Given task: Read through the entries below and return each line with the word "name".

Source records:
━━━━━━━━━━━━━━━━

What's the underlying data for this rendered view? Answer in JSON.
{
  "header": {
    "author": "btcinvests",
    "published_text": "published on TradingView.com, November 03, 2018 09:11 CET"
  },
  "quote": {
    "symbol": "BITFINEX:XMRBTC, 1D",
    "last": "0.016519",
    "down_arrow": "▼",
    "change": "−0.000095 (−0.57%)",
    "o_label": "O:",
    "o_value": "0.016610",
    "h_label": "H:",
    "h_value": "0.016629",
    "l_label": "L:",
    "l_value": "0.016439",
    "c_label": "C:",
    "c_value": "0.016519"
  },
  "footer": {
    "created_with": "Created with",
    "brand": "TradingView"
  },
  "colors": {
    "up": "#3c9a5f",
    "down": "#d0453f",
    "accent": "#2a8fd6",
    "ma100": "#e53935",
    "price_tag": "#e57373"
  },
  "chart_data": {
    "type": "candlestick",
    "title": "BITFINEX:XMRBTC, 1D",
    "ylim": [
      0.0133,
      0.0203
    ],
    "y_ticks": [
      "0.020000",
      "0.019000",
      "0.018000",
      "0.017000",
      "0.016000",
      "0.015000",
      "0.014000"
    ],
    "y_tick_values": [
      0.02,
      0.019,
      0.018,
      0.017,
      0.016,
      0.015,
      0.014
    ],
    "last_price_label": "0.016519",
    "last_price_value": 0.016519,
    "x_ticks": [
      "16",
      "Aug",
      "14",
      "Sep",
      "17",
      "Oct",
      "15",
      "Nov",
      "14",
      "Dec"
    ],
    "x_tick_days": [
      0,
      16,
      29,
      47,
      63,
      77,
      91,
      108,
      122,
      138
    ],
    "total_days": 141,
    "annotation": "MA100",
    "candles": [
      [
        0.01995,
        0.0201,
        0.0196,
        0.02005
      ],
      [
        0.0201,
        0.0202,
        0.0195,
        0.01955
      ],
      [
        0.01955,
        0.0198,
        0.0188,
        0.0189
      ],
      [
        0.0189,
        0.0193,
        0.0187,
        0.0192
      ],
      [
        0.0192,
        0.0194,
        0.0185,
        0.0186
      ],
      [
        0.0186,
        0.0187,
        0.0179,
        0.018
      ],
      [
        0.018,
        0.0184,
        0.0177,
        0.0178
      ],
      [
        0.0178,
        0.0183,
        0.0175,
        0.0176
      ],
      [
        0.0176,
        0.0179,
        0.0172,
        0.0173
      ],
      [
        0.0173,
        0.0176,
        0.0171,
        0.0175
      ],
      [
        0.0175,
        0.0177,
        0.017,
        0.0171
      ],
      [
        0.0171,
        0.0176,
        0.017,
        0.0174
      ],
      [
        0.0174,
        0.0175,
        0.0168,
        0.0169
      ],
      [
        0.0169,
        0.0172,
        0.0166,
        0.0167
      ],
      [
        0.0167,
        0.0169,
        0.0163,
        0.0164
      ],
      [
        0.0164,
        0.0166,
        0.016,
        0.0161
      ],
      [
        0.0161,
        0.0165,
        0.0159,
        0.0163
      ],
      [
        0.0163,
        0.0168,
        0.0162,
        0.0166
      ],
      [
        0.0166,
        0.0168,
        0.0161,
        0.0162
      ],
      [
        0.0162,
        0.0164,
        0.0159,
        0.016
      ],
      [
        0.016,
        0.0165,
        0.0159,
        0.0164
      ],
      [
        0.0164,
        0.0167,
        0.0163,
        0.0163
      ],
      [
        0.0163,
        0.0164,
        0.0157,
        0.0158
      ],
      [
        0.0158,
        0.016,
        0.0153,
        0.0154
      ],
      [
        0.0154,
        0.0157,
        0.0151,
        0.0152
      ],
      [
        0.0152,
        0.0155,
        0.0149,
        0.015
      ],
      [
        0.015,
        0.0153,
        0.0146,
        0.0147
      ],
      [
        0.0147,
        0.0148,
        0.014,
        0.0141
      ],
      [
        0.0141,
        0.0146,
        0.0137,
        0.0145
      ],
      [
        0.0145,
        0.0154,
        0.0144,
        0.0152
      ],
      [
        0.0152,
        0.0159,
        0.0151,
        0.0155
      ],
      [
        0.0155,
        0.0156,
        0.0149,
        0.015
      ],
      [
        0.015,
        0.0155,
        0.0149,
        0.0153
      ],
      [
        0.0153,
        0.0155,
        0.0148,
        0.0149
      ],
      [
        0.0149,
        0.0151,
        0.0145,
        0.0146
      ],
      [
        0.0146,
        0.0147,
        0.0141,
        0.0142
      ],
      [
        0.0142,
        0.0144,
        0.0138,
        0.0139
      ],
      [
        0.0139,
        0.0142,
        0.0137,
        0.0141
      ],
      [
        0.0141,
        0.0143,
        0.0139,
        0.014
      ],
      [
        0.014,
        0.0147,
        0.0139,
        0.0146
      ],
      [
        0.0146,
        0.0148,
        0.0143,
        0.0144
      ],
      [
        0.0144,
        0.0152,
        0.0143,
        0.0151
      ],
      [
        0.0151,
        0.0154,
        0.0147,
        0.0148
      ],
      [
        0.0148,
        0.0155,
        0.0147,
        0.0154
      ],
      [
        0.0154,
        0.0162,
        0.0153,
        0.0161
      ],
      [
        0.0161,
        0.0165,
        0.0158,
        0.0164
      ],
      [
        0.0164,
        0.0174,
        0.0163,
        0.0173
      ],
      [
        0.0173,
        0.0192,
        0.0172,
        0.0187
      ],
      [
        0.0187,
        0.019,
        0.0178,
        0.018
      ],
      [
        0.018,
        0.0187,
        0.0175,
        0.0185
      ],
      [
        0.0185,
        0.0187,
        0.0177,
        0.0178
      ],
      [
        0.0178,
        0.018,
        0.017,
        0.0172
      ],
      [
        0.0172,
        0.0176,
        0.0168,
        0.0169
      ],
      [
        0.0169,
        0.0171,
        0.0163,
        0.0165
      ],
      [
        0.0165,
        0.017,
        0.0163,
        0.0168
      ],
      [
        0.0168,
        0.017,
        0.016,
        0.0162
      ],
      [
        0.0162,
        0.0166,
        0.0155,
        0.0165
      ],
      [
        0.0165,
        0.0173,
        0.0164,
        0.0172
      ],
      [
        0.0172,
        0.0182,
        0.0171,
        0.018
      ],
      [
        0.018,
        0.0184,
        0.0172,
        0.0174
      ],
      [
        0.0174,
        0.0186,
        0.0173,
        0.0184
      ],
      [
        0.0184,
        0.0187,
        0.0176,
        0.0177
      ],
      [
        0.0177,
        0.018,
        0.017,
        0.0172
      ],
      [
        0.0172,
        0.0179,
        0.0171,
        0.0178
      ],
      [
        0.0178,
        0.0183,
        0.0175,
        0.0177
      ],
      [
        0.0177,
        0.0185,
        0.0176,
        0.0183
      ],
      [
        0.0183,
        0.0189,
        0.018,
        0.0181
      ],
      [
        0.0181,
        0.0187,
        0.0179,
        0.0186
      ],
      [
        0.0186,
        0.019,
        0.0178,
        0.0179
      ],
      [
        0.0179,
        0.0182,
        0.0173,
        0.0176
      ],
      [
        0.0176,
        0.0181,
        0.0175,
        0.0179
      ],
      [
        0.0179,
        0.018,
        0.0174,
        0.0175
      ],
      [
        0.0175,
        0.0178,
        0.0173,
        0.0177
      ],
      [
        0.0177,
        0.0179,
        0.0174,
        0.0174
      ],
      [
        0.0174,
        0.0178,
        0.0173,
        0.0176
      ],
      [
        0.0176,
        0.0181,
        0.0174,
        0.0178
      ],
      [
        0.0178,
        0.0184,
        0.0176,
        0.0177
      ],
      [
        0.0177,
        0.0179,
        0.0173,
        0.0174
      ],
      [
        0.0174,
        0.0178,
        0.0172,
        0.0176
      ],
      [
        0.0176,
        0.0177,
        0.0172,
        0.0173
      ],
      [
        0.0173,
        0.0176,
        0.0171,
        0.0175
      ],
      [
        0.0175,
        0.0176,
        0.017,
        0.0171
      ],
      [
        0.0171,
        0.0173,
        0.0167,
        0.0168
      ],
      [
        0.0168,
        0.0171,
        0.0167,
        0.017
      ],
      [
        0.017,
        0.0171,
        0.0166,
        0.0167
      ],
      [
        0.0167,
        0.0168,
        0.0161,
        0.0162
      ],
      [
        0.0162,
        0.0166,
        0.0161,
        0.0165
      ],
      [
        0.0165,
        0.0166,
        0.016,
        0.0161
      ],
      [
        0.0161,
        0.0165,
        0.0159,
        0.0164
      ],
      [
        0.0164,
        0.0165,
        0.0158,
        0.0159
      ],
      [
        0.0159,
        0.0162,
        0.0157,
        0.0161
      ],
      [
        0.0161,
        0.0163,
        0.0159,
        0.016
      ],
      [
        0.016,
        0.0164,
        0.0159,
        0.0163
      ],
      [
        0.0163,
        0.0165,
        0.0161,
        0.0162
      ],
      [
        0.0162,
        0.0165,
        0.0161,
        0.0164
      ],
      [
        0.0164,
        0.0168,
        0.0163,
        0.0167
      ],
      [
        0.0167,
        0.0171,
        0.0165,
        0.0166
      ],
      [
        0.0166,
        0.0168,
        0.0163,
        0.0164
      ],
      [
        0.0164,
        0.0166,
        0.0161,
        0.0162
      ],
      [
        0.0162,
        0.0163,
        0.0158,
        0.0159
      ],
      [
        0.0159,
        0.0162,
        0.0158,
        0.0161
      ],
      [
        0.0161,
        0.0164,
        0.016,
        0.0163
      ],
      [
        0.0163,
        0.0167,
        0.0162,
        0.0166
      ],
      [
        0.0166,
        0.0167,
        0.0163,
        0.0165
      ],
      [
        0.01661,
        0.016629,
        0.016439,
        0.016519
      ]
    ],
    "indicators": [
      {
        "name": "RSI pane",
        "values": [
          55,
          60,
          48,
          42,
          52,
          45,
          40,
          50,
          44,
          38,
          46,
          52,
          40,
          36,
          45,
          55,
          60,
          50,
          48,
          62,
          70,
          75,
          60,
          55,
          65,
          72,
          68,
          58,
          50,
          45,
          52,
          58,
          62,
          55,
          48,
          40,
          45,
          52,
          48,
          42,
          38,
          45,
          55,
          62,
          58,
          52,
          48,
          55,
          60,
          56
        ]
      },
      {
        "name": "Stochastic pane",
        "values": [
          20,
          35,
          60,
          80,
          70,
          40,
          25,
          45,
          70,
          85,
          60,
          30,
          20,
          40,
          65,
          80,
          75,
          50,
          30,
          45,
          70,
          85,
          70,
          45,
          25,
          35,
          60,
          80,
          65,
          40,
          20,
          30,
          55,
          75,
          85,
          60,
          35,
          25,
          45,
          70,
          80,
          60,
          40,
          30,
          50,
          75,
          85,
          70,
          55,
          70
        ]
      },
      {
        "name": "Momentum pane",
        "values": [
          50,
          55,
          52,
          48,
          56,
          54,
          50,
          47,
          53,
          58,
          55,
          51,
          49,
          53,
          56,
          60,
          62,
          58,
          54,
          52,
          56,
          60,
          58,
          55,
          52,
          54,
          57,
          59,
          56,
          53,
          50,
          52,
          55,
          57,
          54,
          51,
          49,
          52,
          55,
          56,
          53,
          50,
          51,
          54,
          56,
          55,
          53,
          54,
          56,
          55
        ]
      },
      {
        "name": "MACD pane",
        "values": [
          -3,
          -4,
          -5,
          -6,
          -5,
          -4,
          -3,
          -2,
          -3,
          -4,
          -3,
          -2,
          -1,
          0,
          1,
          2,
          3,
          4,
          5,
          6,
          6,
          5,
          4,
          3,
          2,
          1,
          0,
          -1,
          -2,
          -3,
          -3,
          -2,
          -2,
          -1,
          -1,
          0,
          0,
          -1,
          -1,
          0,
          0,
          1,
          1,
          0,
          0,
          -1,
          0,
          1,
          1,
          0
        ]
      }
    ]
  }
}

━━━━━━━━━━━━━━━━

Reply to the exercise:
        "name": "RSI pane",
        "name": "Stochastic pane",
        "name": "Momentum pane",
        "name": "MACD pane",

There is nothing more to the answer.